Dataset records
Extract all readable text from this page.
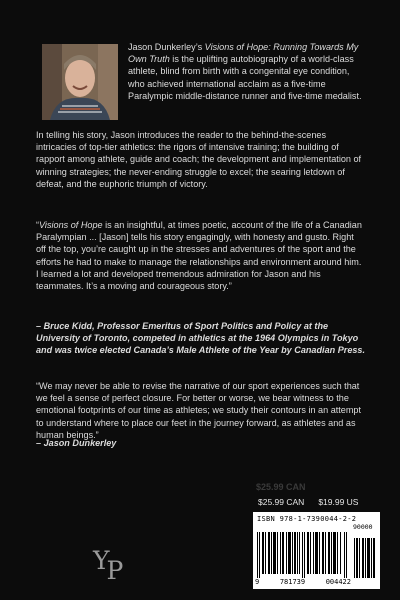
Jason Dunkerley’s Visions of Hope: Running Towards My Own Truth is the uplifting autobiography of a world-class athlete, blind from birth with a congenital eye condition, who achieved international acclaim as a five-time Paralympic middle-distance runner and five-time medalist.

In telling his story, Jason introduces the reader to the behind-the-scenes intricacies of top-tier athletics: the rigors of intensive training; the building of rapport among athlete, guide and coach; the development and implementation of winning strategies; the never-ending struggle to excel; the searing letdown of defeat, and the euphoric triumph of victory.

“Visions of Hope is an insightful, at times poetic, account of the life of a Canadian Paralympian ... [Jason] tells his story engagingly, with honesty and gusto. Right off the top, you’re caught up in the stresses and adventures of the sport and the efforts he had to make to manage the relationships and environment around him. I learned a lot and developed tremendous admiration for Jason and his teammates. It’s a moving and courageous story.”

– Bruce Kidd, Professor Emeritus of Sport Politics and Policy at the University of Toronto, competed in athletics at the 1964 Olympics in Tokyo and was twice elected Canada’s Male Athlete of the Year by Canadian Press.

“We may never be able to revise the narrative of our sport experiences such that we feel a sense of perfect closure. For better or worse, we bear witness to the emotional footprints of our time as athletes; we study their contours in an attempt to understand where to place our feet in the journey forward, as athletes and as human beings.”

– Jason Dunkerley

$25.99 CAN
$25.99 CAN $19.99 US
YP
ISBN 978-1-7390044-2-2
90000
9	781739	004422
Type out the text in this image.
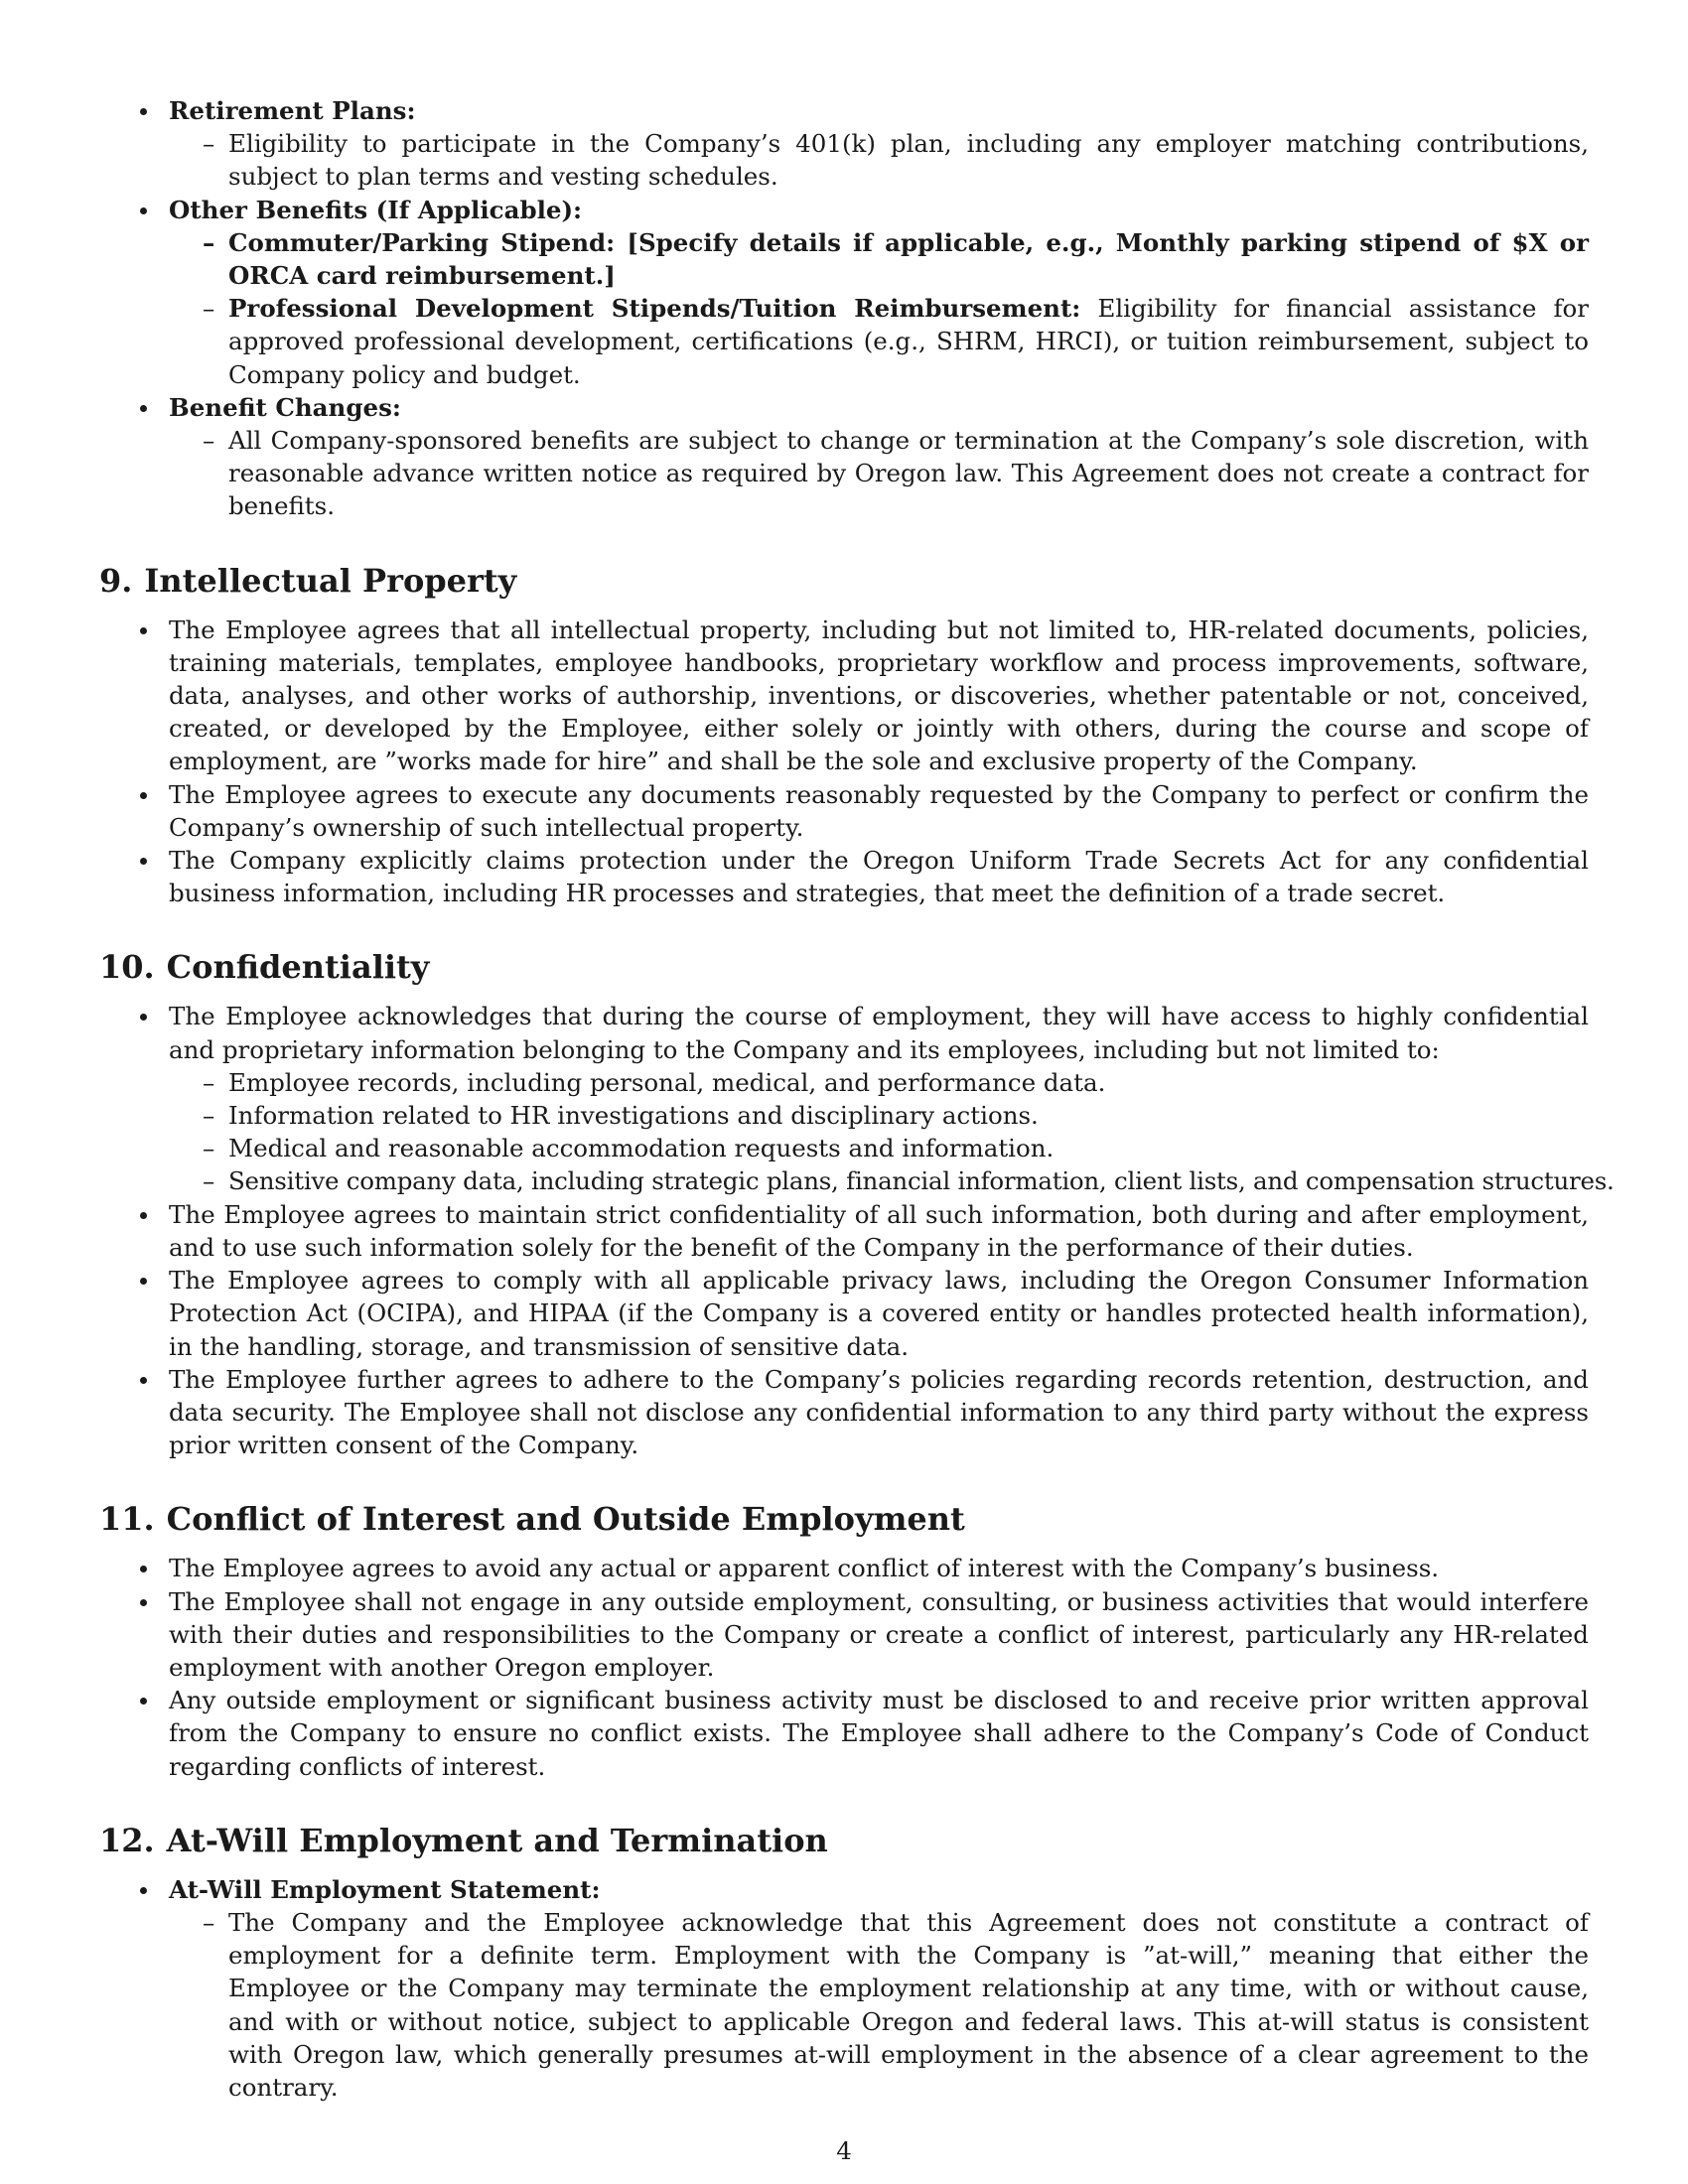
Retirement Plans:
– Eligibility to participate in the Company’s 401(k) plan, including any employer matching contributions, subject to plan terms and vesting schedules.
Other Benefits (If Applicable):
– Commuter/Parking Stipend: [Specify details if applicable, e.g., Monthly parking stipend of $X or ORCA card reimbursement.]
– Professional Development Stipends/Tuition Reimbursement: Eligibility for financial assistance for approved professional development, certifications (e.g., SHRM, HRCI), or tuition reimbursement, subject to Company policy and budget.
Benefit Changes:
– All Company-sponsored benefits are subject to change or termination at the Company’s sole discretion, with reasonable advance written notice as required by Oregon law. This Agreement does not create a contract for benefits.
9. Intellectual Property
The Employee agrees that all intellectual property, including but not limited to, HR-related documents, policies, training materials, templates, employee handbooks, proprietary workflow and process improvements, software, data, analyses, and other works of authorship, inventions, or discoveries, whether patentable or not, conceived, created, or developed by the Employee, either solely or jointly with others, during the course and scope of employment, are ”works made for hire” and shall be the sole and exclusive property of the Company.
The Employee agrees to execute any documents reasonably requested by the Company to perfect or confirm the Company’s ownership of such intellectual property.
The Company explicitly claims protection under the Oregon Uniform Trade Secrets Act for any confidential business information, including HR processes and strategies, that meet the definition of a trade secret.
10. Confidentiality
The Employee acknowledges that during the course of employment, they will have access to highly confidential and proprietary information belonging to the Company and its employees, including but not limited to:
– Employee records, including personal, medical, and performance data.
– Information related to HR investigations and disciplinary actions.
– Medical and reasonable accommodation requests and information.
– Sensitive company data, including strategic plans, financial information, client lists, and compensation structures.
The Employee agrees to maintain strict confidentiality of all such information, both during and after employment, and to use such information solely for the benefit of the Company in the performance of their duties.
The Employee agrees to comply with all applicable privacy laws, including the Oregon Consumer Information Protection Act (OCIPA), and HIPAA (if the Company is a covered entity or handles protected health information), in the handling, storage, and transmission of sensitive data.
The Employee further agrees to adhere to the Company’s policies regarding records retention, destruction, and data security. The Employee shall not disclose any confidential information to any third party without the express prior written consent of the Company.
11. Conflict of Interest and Outside Employment
The Employee agrees to avoid any actual or apparent conflict of interest with the Company’s business.
The Employee shall not engage in any outside employment, consulting, or business activities that would interfere with their duties and responsibilities to the Company or create a conflict of interest, particularly any HR-related employment with another Oregon employer.
Any outside employment or significant business activity must be disclosed to and receive prior written approval from the Company to ensure no conflict exists. The Employee shall adhere to the Company’s Code of Conduct regarding conflicts of interest.
12. At-Will Employment and Termination
At-Will Employment Statement:
– The Company and the Employee acknowledge that this Agreement does not constitute a contract of employment for a definite term. Employment with the Company is ”at-will,” meaning that either the Employee or the Company may terminate the employment relationship at any time, with or without cause, and with or without notice, subject to applicable Oregon and federal laws. This at-will status is consistent with Oregon law, which generally presumes at-will employment in the absence of a clear agreement to the contrary.
4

# WHAT IS NEEDED:
The records above are to be quoted exactly, with all pictures left out.

# RESPONSE BELOW:
Extract all readable text from this page.
Jason Dunkerley’s Visions of Hope: Running Towards My Own Truth is the uplifting autobiography of a world-class athlete, blind from birth with a congenital eye condition, who achieved international acclaim as a five-time Paralympic middle-distance runner and five-time medalist.

In telling his story, Jason introduces the reader to the behind-the-scenes intricacies of top-tier athletics: the rigors of intensive training; the building of rapport among athlete, guide and coach; the development and implementation of winning strategies; the never-ending struggle to excel; the searing letdown of defeat, and the euphoric triumph of victory.

“Visions of Hope is an insightful, at times poetic, account of the life of a Canadian Paralympian ... [Jason] tells his story engagingly, with honesty and gusto. Right off the top, you’re caught up in the stresses and adventures of the sport and the efforts he had to make to manage the relationships and environment around him. I learned a lot and developed tremendous admiration for Jason and his teammates. It’s a moving and courageous story.”

– Bruce Kidd, Professor Emeritus of Sport Politics and Policy at the University of Toronto, competed in athletics at the 1964 Olympics in Tokyo and was twice elected Canada’s Male Athlete of the Year by Canadian Press.

“We may never be able to revise the narrative of our sport experiences such that we feel a sense of perfect closure. For better or worse, we bear witness to the emotional footprints of our time as athletes; we study their contours in an attempt to understand where to place our feet in the journey forward, as athletes and as human beings.”

– Jason Dunkerley

$25.99 CAN
$25.99 CAN $19.99 US
YP
ISBN 978-1-7390044-2-2
90000
9	781739	004422
Type out the text in this image.
Retirement Plans:
– Eligibility to participate in the Company’s 401(k) plan, including any employer matching contributions, subject to plan terms and vesting schedules.
Other Benefits (If Applicable):
– Commuter/Parking Stipend: [Specify details if applicable, e.g., Monthly parking stipend of $X or ORCA card reimbursement.]
– Professional Development Stipends/Tuition Reimbursement: Eligibility for financial assistance for approved professional development, certifications (e.g., SHRM, HRCI), or tuition reimbursement, subject to Company policy and budget.
Benefit Changes:
– All Company-sponsored benefits are subject to change or termination at the Company’s sole discretion, with reasonable advance written notice as required by Oregon law. This Agreement does not create a contract for benefits.
9. Intellectual Property
The Employee agrees that all intellectual property, including but not limited to, HR-related documents, policies, training materials, templates, employee handbooks, proprietary workflow and process improvements, software, data, analyses, and other works of authorship, inventions, or discoveries, whether patentable or not, conceived, created, or developed by the Employee, either solely or jointly with others, during the course and scope of employment, are ”works made for hire” and shall be the sole and exclusive property of the Company.
The Employee agrees to execute any documents reasonably requested by the Company to perfect or confirm the Company’s ownership of such intellectual property.
The Company explicitly claims protection under the Oregon Uniform Trade Secrets Act for any confidential business information, including HR processes and strategies, that meet the definition of a trade secret.
10. Confidentiality
The Employee acknowledges that during the course of employment, they will have access to highly confidential and proprietary information belonging to the Company and its employees, including but not limited to:
– Employee records, including personal, medical, and performance data.
– Information related to HR investigations and disciplinary actions.
– Medical and reasonable accommodation requests and information.
– Sensitive company data, including strategic plans, financial information, client lists, and compensation structures.
The Employee agrees to maintain strict confidentiality of all such information, both during and after employment, and to use such information solely for the benefit of the Company in the performance of their duties.
The Employee agrees to comply with all applicable privacy laws, including the Oregon Consumer Information Protection Act (OCIPA), and HIPAA (if the Company is a covered entity or handles protected health information), in the handling, storage, and transmission of sensitive data.
The Employee further agrees to adhere to the Company’s policies regarding records retention, destruction, and data security. The Employee shall not disclose any confidential information to any third party without the express prior written consent of the Company.
11. Conflict of Interest and Outside Employment
The Employee agrees to avoid any actual or apparent conflict of interest with the Company’s business.
The Employee shall not engage in any outside employment, consulting, or business activities that would interfere with their duties and responsibilities to the Company or create a conflict of interest, particularly any HR-related employment with another Oregon employer.
Any outside employment or significant business activity must be disclosed to and receive prior written approval from the Company to ensure no conflict exists. The Employee shall adhere to the Company’s Code of Conduct regarding conflicts of interest.
12. At-Will Employment and Termination
At-Will Employment Statement:
– The Company and the Employee acknowledge that this Agreement does not constitute a contract of employment for a definite term. Employment with the Company is ”at-will,” meaning that either the Employee or the Company may terminate the employment relationship at any time, with or without cause, and with or without notice, subject to applicable Oregon and federal laws. This at-will status is consistent with Oregon law, which generally presumes at-will employment in the absence of a clear agreement to the contrary.
4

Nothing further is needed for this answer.